**WHAT THE TASK REQUIRES:**
Please transcribe the records precisely; pictures stay out of your copy.

**EXERCISE MATERIALS:**
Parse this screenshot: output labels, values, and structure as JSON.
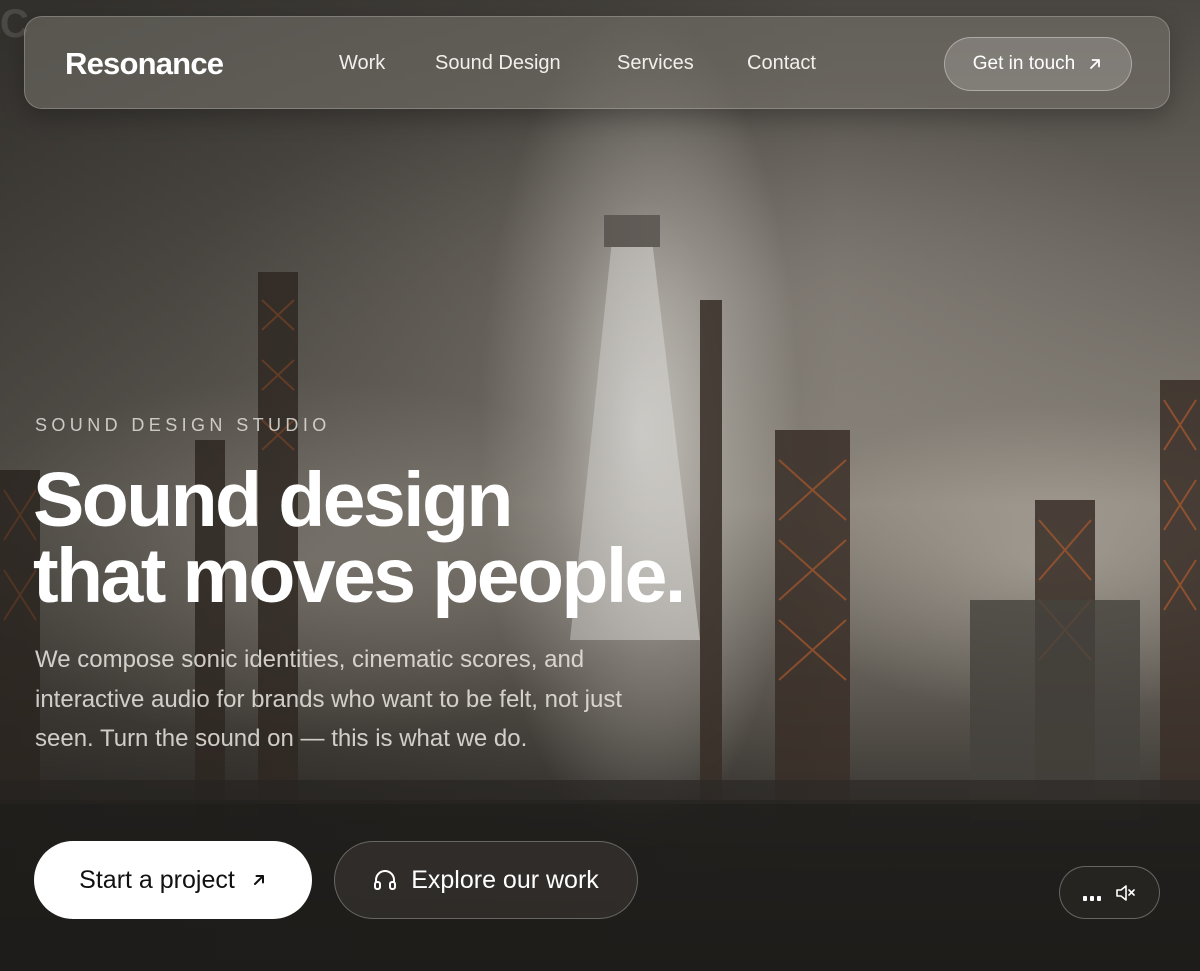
{
  "background_text": "C",
  "nav": {
    "brand": "Resonance",
    "links": [
      {
        "label": "Work"
      },
      {
        "label": "Sound Design"
      },
      {
        "label": "Services"
      },
      {
        "label": "Contact"
      }
    ],
    "cta_label": "Get in touch",
    "cta_icon": "arrow-up-right-icon"
  },
  "hero": {
    "eyebrow": "SOUND DESIGN STUDIO",
    "headline_line1": "Sound design",
    "headline_line2": "that moves people.",
    "subcopy": "We compose sonic identities, cinematic scores, and interactive audio for brands who want to be felt, not just seen. Turn the sound on — this is what we do."
  },
  "actions": {
    "primary_label": "Start a project",
    "primary_icon": "arrow-up-right-icon",
    "secondary_label": "Explore our work",
    "secondary_icon": "headphones-icon"
  },
  "audio_toggle": {
    "icons": [
      "equalizer-icon",
      "speaker-muted-icon"
    ],
    "state": "muted"
  },
  "colors": {
    "text": "#ffffff",
    "primary_button_bg": "#ffffff",
    "primary_button_text": "#111111"
  }
}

**TASK ANSWER:**
Parse this screenshot: output labels, values, and structure as JSON.
{
  "background_text": "C",
  "nav": {
    "brand": "Resonance",
    "links": [
      {
        "label": "Work"
      },
      {
        "label": "Sound Design"
      },
      {
        "label": "Services"
      },
      {
        "label": "Contact"
      }
    ],
    "cta_label": "Get in touch",
    "cta_icon": "arrow-up-right-icon"
  },
  "hero": {
    "eyebrow": "SOUND DESIGN STUDIO",
    "headline_line1": "Sound design",
    "headline_line2": "that moves people.",
    "subcopy": "We compose sonic identities, cinematic scores, and interactive audio for brands who want to be felt, not just seen. Turn the sound on — this is what we do."
  },
  "actions": {
    "primary_label": "Start a project",
    "primary_icon": "arrow-up-right-icon",
    "secondary_label": "Explore our work",
    "secondary_icon": "headphones-icon"
  },
  "audio_toggle": {
    "icons": [
      "equalizer-icon",
      "speaker-muted-icon"
    ],
    "state": "muted"
  },
  "colors": {
    "text": "#ffffff",
    "primary_button_bg": "#ffffff",
    "primary_button_text": "#111111"
  }
}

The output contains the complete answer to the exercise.